[EXERCISE INSTRUCTIONS]: Copy the lines below as they are; omit the images they contain.

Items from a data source
=======

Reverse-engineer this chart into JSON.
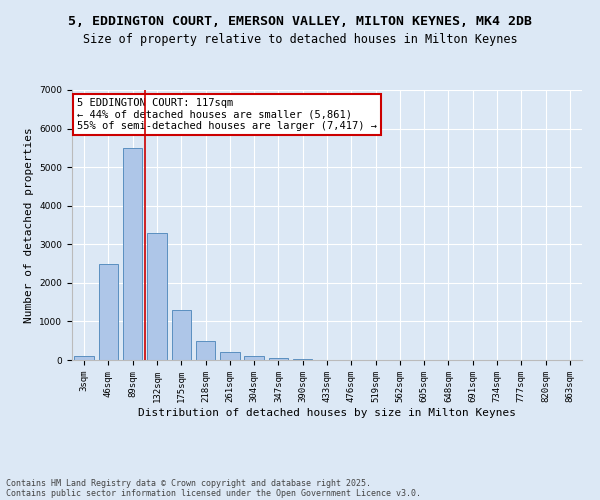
{
  "title_line1": "5, EDDINGTON COURT, EMERSON VALLEY, MILTON KEYNES, MK4 2DB",
  "title_line2": "Size of property relative to detached houses in Milton Keynes",
  "xlabel": "Distribution of detached houses by size in Milton Keynes",
  "ylabel": "Number of detached properties",
  "categories": [
    "3sqm",
    "46sqm",
    "89sqm",
    "132sqm",
    "175sqm",
    "218sqm",
    "261sqm",
    "304sqm",
    "347sqm",
    "390sqm",
    "433sqm",
    "476sqm",
    "519sqm",
    "562sqm",
    "605sqm",
    "648sqm",
    "691sqm",
    "734sqm",
    "777sqm",
    "820sqm",
    "863sqm"
  ],
  "values": [
    100,
    2500,
    5500,
    3300,
    1300,
    480,
    220,
    100,
    60,
    30,
    0,
    0,
    0,
    0,
    0,
    0,
    0,
    0,
    0,
    0,
    0
  ],
  "bar_color": "#aec6e8",
  "bar_edge_color": "#5a8fc0",
  "ylim": [
    0,
    7000
  ],
  "yticks": [
    0,
    1000,
    2000,
    3000,
    4000,
    5000,
    6000,
    7000
  ],
  "vline_x": 2.5,
  "vline_color": "#cc0000",
  "annotation_text": "5 EDDINGTON COURT: 117sqm\n← 44% of detached houses are smaller (5,861)\n55% of semi-detached houses are larger (7,417) →",
  "annotation_box_facecolor": "#ffffff",
  "annotation_box_edgecolor": "#cc0000",
  "footer_line1": "Contains HM Land Registry data © Crown copyright and database right 2025.",
  "footer_line2": "Contains public sector information licensed under the Open Government Licence v3.0.",
  "bg_color": "#dce8f5",
  "plot_bg_color": "#dce8f5",
  "grid_color": "#ffffff",
  "title1_fontsize": 9.5,
  "title2_fontsize": 8.5,
  "axis_label_fontsize": 8,
  "tick_fontsize": 6.5,
  "annotation_fontsize": 7.5,
  "footer_fontsize": 6
}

=======

[REPLY]:
Reverse-engineer this chart into JSON.
{
  "title_line1": "5, EDDINGTON COURT, EMERSON VALLEY, MILTON KEYNES, MK4 2DB",
  "title_line2": "Size of property relative to detached houses in Milton Keynes",
  "xlabel": "Distribution of detached houses by size in Milton Keynes",
  "ylabel": "Number of detached properties",
  "categories": [
    "3sqm",
    "46sqm",
    "89sqm",
    "132sqm",
    "175sqm",
    "218sqm",
    "261sqm",
    "304sqm",
    "347sqm",
    "390sqm",
    "433sqm",
    "476sqm",
    "519sqm",
    "562sqm",
    "605sqm",
    "648sqm",
    "691sqm",
    "734sqm",
    "777sqm",
    "820sqm",
    "863sqm"
  ],
  "values": [
    100,
    2500,
    5500,
    3300,
    1300,
    480,
    220,
    100,
    60,
    30,
    0,
    0,
    0,
    0,
    0,
    0,
    0,
    0,
    0,
    0,
    0
  ],
  "bar_color": "#aec6e8",
  "bar_edge_color": "#5a8fc0",
  "ylim": [
    0,
    7000
  ],
  "yticks": [
    0,
    1000,
    2000,
    3000,
    4000,
    5000,
    6000,
    7000
  ],
  "vline_x": 2.5,
  "vline_color": "#cc0000",
  "annotation_text": "5 EDDINGTON COURT: 117sqm\n← 44% of detached houses are smaller (5,861)\n55% of semi-detached houses are larger (7,417) →",
  "annotation_box_facecolor": "#ffffff",
  "annotation_box_edgecolor": "#cc0000",
  "footer_line1": "Contains HM Land Registry data © Crown copyright and database right 2025.",
  "footer_line2": "Contains public sector information licensed under the Open Government Licence v3.0.",
  "bg_color": "#dce8f5",
  "plot_bg_color": "#dce8f5",
  "grid_color": "#ffffff",
  "title1_fontsize": 9.5,
  "title2_fontsize": 8.5,
  "axis_label_fontsize": 8,
  "tick_fontsize": 6.5,
  "annotation_fontsize": 7.5,
  "footer_fontsize": 6
}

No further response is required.